Aim of the task: Your task is to copy the material exactly.

Records shown:

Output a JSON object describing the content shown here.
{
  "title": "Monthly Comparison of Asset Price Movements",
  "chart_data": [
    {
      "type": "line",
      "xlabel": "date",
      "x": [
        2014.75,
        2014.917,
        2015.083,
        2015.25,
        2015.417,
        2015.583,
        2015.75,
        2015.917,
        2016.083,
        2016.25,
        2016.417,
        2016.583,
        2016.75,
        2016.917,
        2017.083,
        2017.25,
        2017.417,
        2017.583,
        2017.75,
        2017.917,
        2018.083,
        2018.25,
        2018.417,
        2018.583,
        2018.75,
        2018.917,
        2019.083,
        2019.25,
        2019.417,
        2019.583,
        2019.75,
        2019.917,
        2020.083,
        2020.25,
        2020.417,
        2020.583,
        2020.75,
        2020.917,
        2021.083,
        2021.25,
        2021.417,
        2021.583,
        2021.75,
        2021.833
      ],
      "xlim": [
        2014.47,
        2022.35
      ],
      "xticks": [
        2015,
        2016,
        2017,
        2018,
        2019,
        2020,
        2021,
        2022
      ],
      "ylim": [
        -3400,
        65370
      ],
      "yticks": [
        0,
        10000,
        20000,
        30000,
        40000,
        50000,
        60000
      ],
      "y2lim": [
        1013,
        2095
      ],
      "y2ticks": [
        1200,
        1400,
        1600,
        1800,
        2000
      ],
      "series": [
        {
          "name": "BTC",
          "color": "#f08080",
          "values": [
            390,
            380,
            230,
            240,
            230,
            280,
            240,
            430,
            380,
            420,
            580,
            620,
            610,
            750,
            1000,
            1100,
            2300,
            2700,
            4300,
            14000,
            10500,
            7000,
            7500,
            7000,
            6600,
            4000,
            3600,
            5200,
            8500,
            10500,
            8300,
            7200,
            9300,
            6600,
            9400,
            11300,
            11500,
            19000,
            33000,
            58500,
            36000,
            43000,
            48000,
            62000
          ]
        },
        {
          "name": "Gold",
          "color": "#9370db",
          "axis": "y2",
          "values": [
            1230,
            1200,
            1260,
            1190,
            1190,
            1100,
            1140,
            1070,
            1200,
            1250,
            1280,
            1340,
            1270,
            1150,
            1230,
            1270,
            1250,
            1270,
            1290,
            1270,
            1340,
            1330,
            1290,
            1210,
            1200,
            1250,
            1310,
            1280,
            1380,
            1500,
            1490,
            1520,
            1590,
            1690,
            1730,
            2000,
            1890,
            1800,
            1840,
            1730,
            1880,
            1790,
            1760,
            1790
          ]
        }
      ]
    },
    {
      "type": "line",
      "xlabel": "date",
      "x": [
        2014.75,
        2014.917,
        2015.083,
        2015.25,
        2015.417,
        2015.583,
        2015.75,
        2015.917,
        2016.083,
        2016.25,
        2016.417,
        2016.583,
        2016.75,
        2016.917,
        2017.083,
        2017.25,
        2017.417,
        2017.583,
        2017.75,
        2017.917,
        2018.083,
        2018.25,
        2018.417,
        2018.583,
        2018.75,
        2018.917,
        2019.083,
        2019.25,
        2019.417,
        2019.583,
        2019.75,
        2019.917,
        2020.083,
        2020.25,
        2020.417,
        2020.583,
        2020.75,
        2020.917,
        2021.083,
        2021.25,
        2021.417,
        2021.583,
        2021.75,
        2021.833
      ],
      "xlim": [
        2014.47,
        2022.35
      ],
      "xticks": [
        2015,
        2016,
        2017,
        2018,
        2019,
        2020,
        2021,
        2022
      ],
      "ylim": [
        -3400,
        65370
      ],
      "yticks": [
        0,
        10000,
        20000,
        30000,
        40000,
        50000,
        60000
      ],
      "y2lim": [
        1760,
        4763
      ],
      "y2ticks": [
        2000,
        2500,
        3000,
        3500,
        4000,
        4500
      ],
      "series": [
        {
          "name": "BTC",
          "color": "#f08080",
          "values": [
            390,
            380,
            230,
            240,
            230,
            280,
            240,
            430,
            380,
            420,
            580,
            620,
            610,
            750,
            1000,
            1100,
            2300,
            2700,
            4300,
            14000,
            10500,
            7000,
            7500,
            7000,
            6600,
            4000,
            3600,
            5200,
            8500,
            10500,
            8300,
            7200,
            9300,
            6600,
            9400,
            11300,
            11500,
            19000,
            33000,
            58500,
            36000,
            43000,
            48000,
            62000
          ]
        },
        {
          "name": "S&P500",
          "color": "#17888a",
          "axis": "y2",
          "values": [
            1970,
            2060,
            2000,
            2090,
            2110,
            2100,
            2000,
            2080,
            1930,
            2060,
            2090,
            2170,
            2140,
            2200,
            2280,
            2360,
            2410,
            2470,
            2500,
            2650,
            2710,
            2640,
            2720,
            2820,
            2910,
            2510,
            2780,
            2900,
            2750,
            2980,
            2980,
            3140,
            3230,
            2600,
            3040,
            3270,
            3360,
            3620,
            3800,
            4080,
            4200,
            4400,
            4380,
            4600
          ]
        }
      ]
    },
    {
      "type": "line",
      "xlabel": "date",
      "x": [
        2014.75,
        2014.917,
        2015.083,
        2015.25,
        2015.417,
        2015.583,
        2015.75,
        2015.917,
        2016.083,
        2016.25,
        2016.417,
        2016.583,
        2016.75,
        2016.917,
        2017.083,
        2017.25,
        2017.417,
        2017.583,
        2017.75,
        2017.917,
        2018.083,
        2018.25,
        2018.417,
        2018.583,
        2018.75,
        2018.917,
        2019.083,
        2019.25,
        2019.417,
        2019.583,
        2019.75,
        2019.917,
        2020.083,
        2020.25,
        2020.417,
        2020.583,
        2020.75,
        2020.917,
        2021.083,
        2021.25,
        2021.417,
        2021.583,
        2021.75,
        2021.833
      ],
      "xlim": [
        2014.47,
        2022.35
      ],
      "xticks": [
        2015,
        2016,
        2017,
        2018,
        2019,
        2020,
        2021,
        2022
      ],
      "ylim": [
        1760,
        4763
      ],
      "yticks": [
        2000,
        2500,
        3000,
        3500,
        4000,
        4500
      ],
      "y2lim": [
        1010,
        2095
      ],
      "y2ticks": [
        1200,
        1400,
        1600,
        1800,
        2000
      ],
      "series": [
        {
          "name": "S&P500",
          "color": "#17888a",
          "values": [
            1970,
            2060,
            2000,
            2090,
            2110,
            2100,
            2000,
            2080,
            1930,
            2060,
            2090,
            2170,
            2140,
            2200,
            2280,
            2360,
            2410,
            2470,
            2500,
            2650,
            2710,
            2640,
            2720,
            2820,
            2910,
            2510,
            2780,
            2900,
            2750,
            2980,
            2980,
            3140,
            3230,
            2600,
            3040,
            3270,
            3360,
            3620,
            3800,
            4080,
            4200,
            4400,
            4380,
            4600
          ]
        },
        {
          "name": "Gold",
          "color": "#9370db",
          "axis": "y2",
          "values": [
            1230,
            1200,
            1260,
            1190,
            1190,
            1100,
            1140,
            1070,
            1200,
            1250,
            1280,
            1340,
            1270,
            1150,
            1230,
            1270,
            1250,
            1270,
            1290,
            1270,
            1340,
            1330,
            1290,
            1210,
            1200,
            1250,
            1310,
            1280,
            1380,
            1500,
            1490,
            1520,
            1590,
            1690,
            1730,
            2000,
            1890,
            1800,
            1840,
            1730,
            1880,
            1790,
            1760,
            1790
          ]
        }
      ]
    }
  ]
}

Exercise response:
Output a JSON object describing the content shown here.
{
  "title": "Monthly Comparison of Asset Price Movements",
  "chart_data": [
    {
      "type": "line",
      "xlabel": "date",
      "x": [
        2014.75,
        2014.917,
        2015.083,
        2015.25,
        2015.417,
        2015.583,
        2015.75,
        2015.917,
        2016.083,
        2016.25,
        2016.417,
        2016.583,
        2016.75,
        2016.917,
        2017.083,
        2017.25,
        2017.417,
        2017.583,
        2017.75,
        2017.917,
        2018.083,
        2018.25,
        2018.417,
        2018.583,
        2018.75,
        2018.917,
        2019.083,
        2019.25,
        2019.417,
        2019.583,
        2019.75,
        2019.917,
        2020.083,
        2020.25,
        2020.417,
        2020.583,
        2020.75,
        2020.917,
        2021.083,
        2021.25,
        2021.417,
        2021.583,
        2021.75,
        2021.833
      ],
      "xlim": [
        2014.47,
        2022.35
      ],
      "xticks": [
        2015,
        2016,
        2017,
        2018,
        2019,
        2020,
        2021,
        2022
      ],
      "ylim": [
        -3400,
        65370
      ],
      "yticks": [
        0,
        10000,
        20000,
        30000,
        40000,
        50000,
        60000
      ],
      "y2lim": [
        1013,
        2095
      ],
      "y2ticks": [
        1200,
        1400,
        1600,
        1800,
        2000
      ],
      "series": [
        {
          "name": "BTC",
          "color": "#f08080",
          "values": [
            390,
            380,
            230,
            240,
            230,
            280,
            240,
            430,
            380,
            420,
            580,
            620,
            610,
            750,
            1000,
            1100,
            2300,
            2700,
            4300,
            14000,
            10500,
            7000,
            7500,
            7000,
            6600,
            4000,
            3600,
            5200,
            8500,
            10500,
            8300,
            7200,
            9300,
            6600,
            9400,
            11300,
            11500,
            19000,
            33000,
            58500,
            36000,
            43000,
            48000,
            62000
          ]
        },
        {
          "name": "Gold",
          "color": "#9370db",
          "axis": "y2",
          "values": [
            1230,
            1200,
            1260,
            1190,
            1190,
            1100,
            1140,
            1070,
            1200,
            1250,
            1280,
            1340,
            1270,
            1150,
            1230,
            1270,
            1250,
            1270,
            1290,
            1270,
            1340,
            1330,
            1290,
            1210,
            1200,
            1250,
            1310,
            1280,
            1380,
            1500,
            1490,
            1520,
            1590,
            1690,
            1730,
            2000,
            1890,
            1800,
            1840,
            1730,
            1880,
            1790,
            1760,
            1790
          ]
        }
      ]
    },
    {
      "type": "line",
      "xlabel": "date",
      "x": [
        2014.75,
        2014.917,
        2015.083,
        2015.25,
        2015.417,
        2015.583,
        2015.75,
        2015.917,
        2016.083,
        2016.25,
        2016.417,
        2016.583,
        2016.75,
        2016.917,
        2017.083,
        2017.25,
        2017.417,
        2017.583,
        2017.75,
        2017.917,
        2018.083,
        2018.25,
        2018.417,
        2018.583,
        2018.75,
        2018.917,
        2019.083,
        2019.25,
        2019.417,
        2019.583,
        2019.75,
        2019.917,
        2020.083,
        2020.25,
        2020.417,
        2020.583,
        2020.75,
        2020.917,
        2021.083,
        2021.25,
        2021.417,
        2021.583,
        2021.75,
        2021.833
      ],
      "xlim": [
        2014.47,
        2022.35
      ],
      "xticks": [
        2015,
        2016,
        2017,
        2018,
        2019,
        2020,
        2021,
        2022
      ],
      "ylim": [
        -3400,
        65370
      ],
      "yticks": [
        0,
        10000,
        20000,
        30000,
        40000,
        50000,
        60000
      ],
      "y2lim": [
        1760,
        4763
      ],
      "y2ticks": [
        2000,
        2500,
        3000,
        3500,
        4000,
        4500
      ],
      "series": [
        {
          "name": "BTC",
          "color": "#f08080",
          "values": [
            390,
            380,
            230,
            240,
            230,
            280,
            240,
            430,
            380,
            420,
            580,
            620,
            610,
            750,
            1000,
            1100,
            2300,
            2700,
            4300,
            14000,
            10500,
            7000,
            7500,
            7000,
            6600,
            4000,
            3600,
            5200,
            8500,
            10500,
            8300,
            7200,
            9300,
            6600,
            9400,
            11300,
            11500,
            19000,
            33000,
            58500,
            36000,
            43000,
            48000,
            62000
          ]
        },
        {
          "name": "S&P500",
          "color": "#17888a",
          "axis": "y2",
          "values": [
            1970,
            2060,
            2000,
            2090,
            2110,
            2100,
            2000,
            2080,
            1930,
            2060,
            2090,
            2170,
            2140,
            2200,
            2280,
            2360,
            2410,
            2470,
            2500,
            2650,
            2710,
            2640,
            2720,
            2820,
            2910,
            2510,
            2780,
            2900,
            2750,
            2980,
            2980,
            3140,
            3230,
            2600,
            3040,
            3270,
            3360,
            3620,
            3800,
            4080,
            4200,
            4400,
            4380,
            4600
          ]
        }
      ]
    },
    {
      "type": "line",
      "xlabel": "date",
      "x": [
        2014.75,
        2014.917,
        2015.083,
        2015.25,
        2015.417,
        2015.583,
        2015.75,
        2015.917,
        2016.083,
        2016.25,
        2016.417,
        2016.583,
        2016.75,
        2016.917,
        2017.083,
        2017.25,
        2017.417,
        2017.583,
        2017.75,
        2017.917,
        2018.083,
        2018.25,
        2018.417,
        2018.583,
        2018.75,
        2018.917,
        2019.083,
        2019.25,
        2019.417,
        2019.583,
        2019.75,
        2019.917,
        2020.083,
        2020.25,
        2020.417,
        2020.583,
        2020.75,
        2020.917,
        2021.083,
        2021.25,
        2021.417,
        2021.583,
        2021.75,
        2021.833
      ],
      "xlim": [
        2014.47,
        2022.35
      ],
      "xticks": [
        2015,
        2016,
        2017,
        2018,
        2019,
        2020,
        2021,
        2022
      ],
      "ylim": [
        1760,
        4763
      ],
      "yticks": [
        2000,
        2500,
        3000,
        3500,
        4000,
        4500
      ],
      "y2lim": [
        1010,
        2095
      ],
      "y2ticks": [
        1200,
        1400,
        1600,
        1800,
        2000
      ],
      "series": [
        {
          "name": "S&P500",
          "color": "#17888a",
          "values": [
            1970,
            2060,
            2000,
            2090,
            2110,
            2100,
            2000,
            2080,
            1930,
            2060,
            2090,
            2170,
            2140,
            2200,
            2280,
            2360,
            2410,
            2470,
            2500,
            2650,
            2710,
            2640,
            2720,
            2820,
            2910,
            2510,
            2780,
            2900,
            2750,
            2980,
            2980,
            3140,
            3230,
            2600,
            3040,
            3270,
            3360,
            3620,
            3800,
            4080,
            4200,
            4400,
            4380,
            4600
          ]
        },
        {
          "name": "Gold",
          "color": "#9370db",
          "axis": "y2",
          "values": [
            1230,
            1200,
            1260,
            1190,
            1190,
            1100,
            1140,
            1070,
            1200,
            1250,
            1280,
            1340,
            1270,
            1150,
            1230,
            1270,
            1250,
            1270,
            1290,
            1270,
            1340,
            1330,
            1290,
            1210,
            1200,
            1250,
            1310,
            1280,
            1380,
            1500,
            1490,
            1520,
            1590,
            1690,
            1730,
            2000,
            1890,
            1800,
            1840,
            1730,
            1880,
            1790,
            1760,
            1790
          ]
        }
      ]
    }
  ]
}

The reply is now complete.